-- Start SOURCE DATA --

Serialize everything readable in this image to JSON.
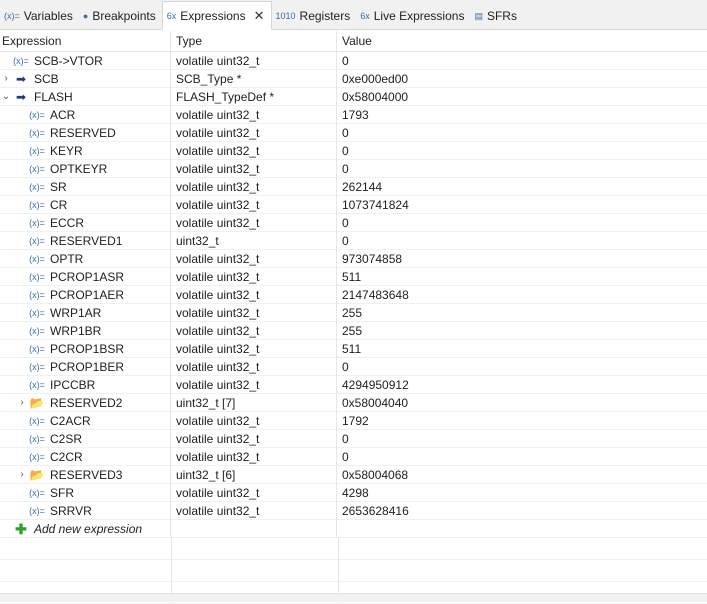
{
  "tabs": [
    {
      "label": "Variables",
      "icon": "(x)=",
      "icon_name": "variables-icon",
      "active": false
    },
    {
      "label": "Breakpoints",
      "icon": "●",
      "icon_name": "breakpoints-icon",
      "active": false
    },
    {
      "label": "Expressions",
      "icon": "6x",
      "icon_name": "expressions-icon",
      "active": true
    },
    {
      "label": "Registers",
      "icon": "1010",
      "icon_name": "registers-icon",
      "active": false
    },
    {
      "label": "Live Expressions",
      "icon": "6x",
      "icon_name": "live-expressions-icon",
      "active": false
    },
    {
      "label": "SFRs",
      "icon": "▤",
      "icon_name": "sfrs-icon",
      "active": false
    }
  ],
  "close_glyph": "✕",
  "columns": {
    "expression": "Expression",
    "type": "Type",
    "value": "Value"
  },
  "rows": [
    {
      "level": 0,
      "twisty": "",
      "icon": "var",
      "name": "SCB->VTOR",
      "type": "volatile uint32_t",
      "value": "0"
    },
    {
      "level": 0,
      "twisty": "›",
      "icon": "arrow",
      "name": "SCB",
      "type": "SCB_Type *",
      "value": "0xe000ed00"
    },
    {
      "level": 0,
      "twisty": "⌄",
      "icon": "arrow",
      "name": "FLASH",
      "type": "FLASH_TypeDef *",
      "value": "0x58004000"
    },
    {
      "level": 1,
      "twisty": "",
      "icon": "var",
      "name": "ACR",
      "type": "volatile uint32_t",
      "value": "1793"
    },
    {
      "level": 1,
      "twisty": "",
      "icon": "var",
      "name": "RESERVED",
      "type": "volatile uint32_t",
      "value": "0"
    },
    {
      "level": 1,
      "twisty": "",
      "icon": "var",
      "name": "KEYR",
      "type": "volatile uint32_t",
      "value": "0"
    },
    {
      "level": 1,
      "twisty": "",
      "icon": "var",
      "name": "OPTKEYR",
      "type": "volatile uint32_t",
      "value": "0"
    },
    {
      "level": 1,
      "twisty": "",
      "icon": "var",
      "name": "SR",
      "type": "volatile uint32_t",
      "value": "262144"
    },
    {
      "level": 1,
      "twisty": "",
      "icon": "var",
      "name": "CR",
      "type": "volatile uint32_t",
      "value": "1073741824"
    },
    {
      "level": 1,
      "twisty": "",
      "icon": "var",
      "name": "ECCR",
      "type": "volatile uint32_t",
      "value": "0"
    },
    {
      "level": 1,
      "twisty": "",
      "icon": "var",
      "name": "RESERVED1",
      "type": "uint32_t",
      "value": "0"
    },
    {
      "level": 1,
      "twisty": "",
      "icon": "var",
      "name": "OPTR",
      "type": "volatile uint32_t",
      "value": "973074858"
    },
    {
      "level": 1,
      "twisty": "",
      "icon": "var",
      "name": "PCROP1ASR",
      "type": "volatile uint32_t",
      "value": "511"
    },
    {
      "level": 1,
      "twisty": "",
      "icon": "var",
      "name": "PCROP1AER",
      "type": "volatile uint32_t",
      "value": "2147483648"
    },
    {
      "level": 1,
      "twisty": "",
      "icon": "var",
      "name": "WRP1AR",
      "type": "volatile uint32_t",
      "value": "255"
    },
    {
      "level": 1,
      "twisty": "",
      "icon": "var",
      "name": "WRP1BR",
      "type": "volatile uint32_t",
      "value": "255"
    },
    {
      "level": 1,
      "twisty": "",
      "icon": "var",
      "name": "PCROP1BSR",
      "type": "volatile uint32_t",
      "value": "511"
    },
    {
      "level": 1,
      "twisty": "",
      "icon": "var",
      "name": "PCROP1BER",
      "type": "volatile uint32_t",
      "value": "0"
    },
    {
      "level": 1,
      "twisty": "",
      "icon": "var",
      "name": "IPCCBR",
      "type": "volatile uint32_t",
      "value": "4294950912"
    },
    {
      "level": 1,
      "twisty": "›",
      "icon": "folder",
      "name": "RESERVED2",
      "type": "uint32_t [7]",
      "value": "0x58004040"
    },
    {
      "level": 1,
      "twisty": "",
      "icon": "var",
      "name": "C2ACR",
      "type": "volatile uint32_t",
      "value": "1792"
    },
    {
      "level": 1,
      "twisty": "",
      "icon": "var",
      "name": "C2SR",
      "type": "volatile uint32_t",
      "value": "0"
    },
    {
      "level": 1,
      "twisty": "",
      "icon": "var",
      "name": "C2CR",
      "type": "volatile uint32_t",
      "value": "0"
    },
    {
      "level": 1,
      "twisty": "›",
      "icon": "folder",
      "name": "RESERVED3",
      "type": "uint32_t [6]",
      "value": "0x58004068"
    },
    {
      "level": 1,
      "twisty": "",
      "icon": "var",
      "name": "SFR",
      "type": "volatile uint32_t",
      "value": "4298"
    },
    {
      "level": 1,
      "twisty": "",
      "icon": "var",
      "name": "SRRVR",
      "type": "volatile uint32_t",
      "value": "2653628416"
    }
  ],
  "var_icon": "(x)=",
  "add_expression": "Add new expression"
}
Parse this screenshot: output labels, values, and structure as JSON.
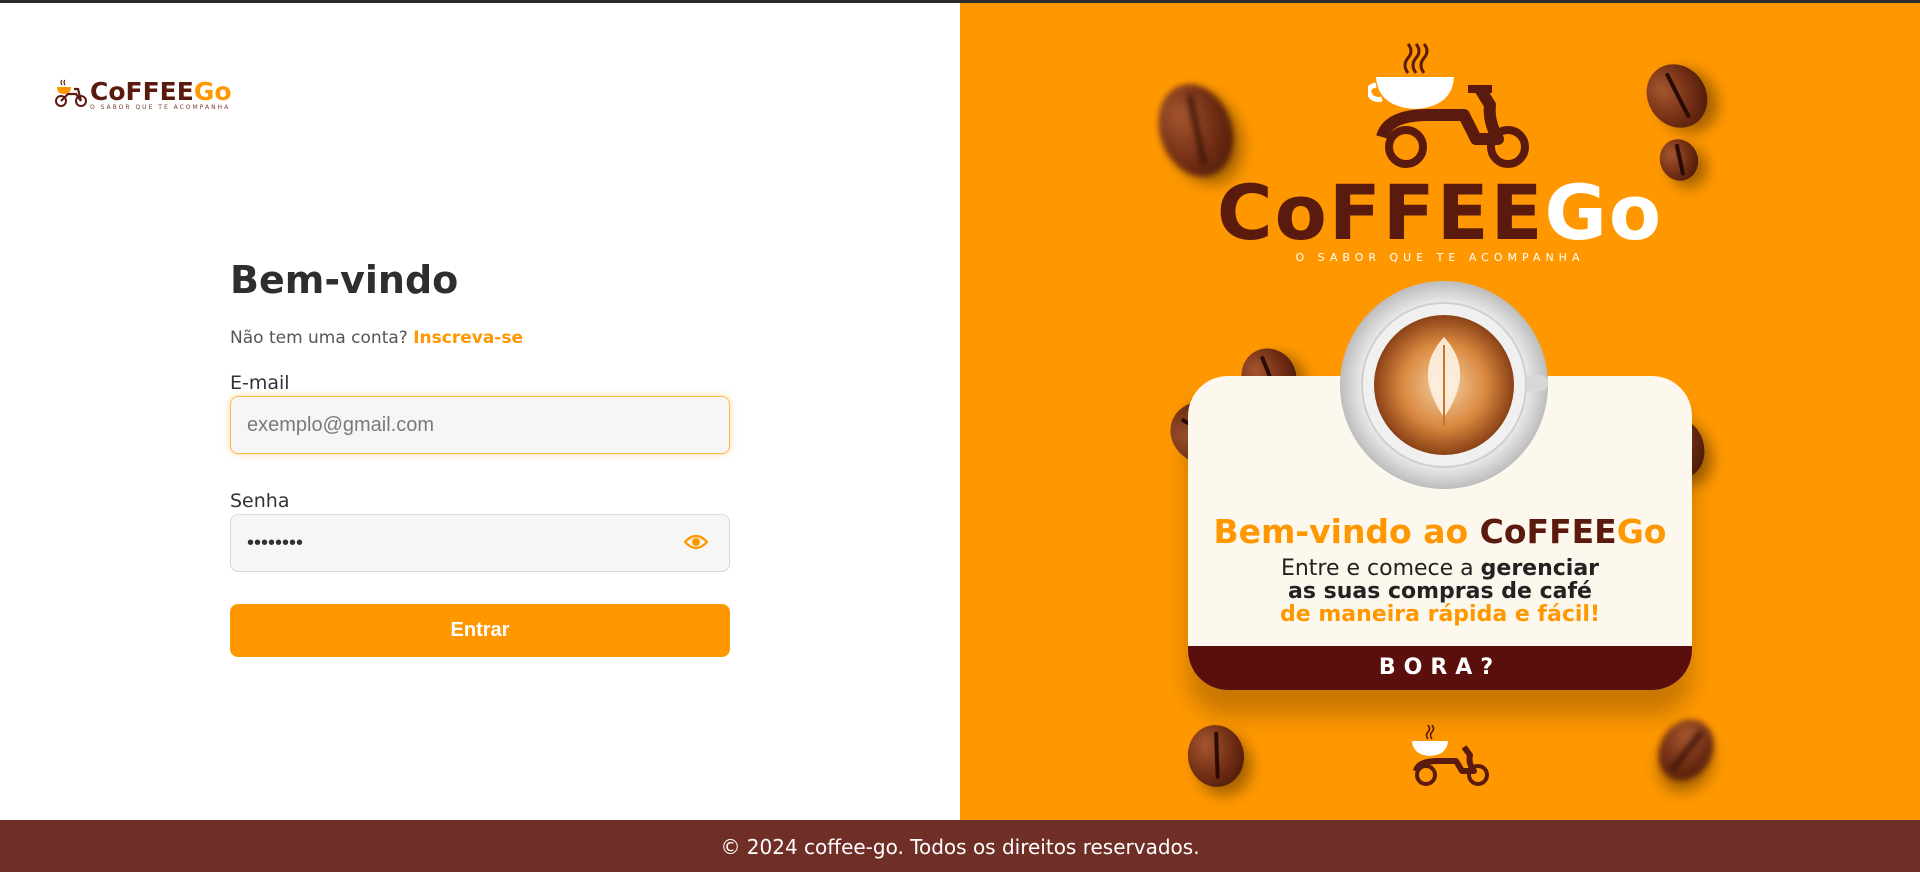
{
  "brand": {
    "name_part1": "CoFFEE",
    "name_part2": "Go",
    "tagline": "O SABOR QUE TE ACOMPANHA"
  },
  "login": {
    "title": "Bem-vindo",
    "no_account_text": "Não tem uma conta?",
    "signup_link": "Inscreva-se",
    "email_label": "E-mail",
    "email_placeholder": "exemplo@gmail.com",
    "email_value": "",
    "password_label": "Senha",
    "password_value": "••••••••",
    "submit_label": "Entrar"
  },
  "promo": {
    "title_prefix": "Bem-vindo ao",
    "title_brand1": "CoFFEE",
    "title_brand2": "Go",
    "line1_prefix": "Entre e comece a",
    "line1_bold": "gerenciar",
    "line2": "as suas compras de café",
    "line3": "de maneira rápida e fácil!",
    "cta": "BORA?"
  },
  "footer": {
    "text": "© 2024 coffee-go. Todos os direitos reservados."
  },
  "colors": {
    "accent": "#ff9800",
    "brown": "#5b1a0e",
    "footer": "#6f2f27"
  },
  "icons": {
    "password_toggle": "eye-icon",
    "logo": "coffee-cup-motorcycle-icon"
  }
}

-- End SOURCE DATA --

Report each line in the data that holds the word "JSON".

Serialize everything readable in this image to JSON.
Parse this screenshot: output labels, values, and structure as JSON.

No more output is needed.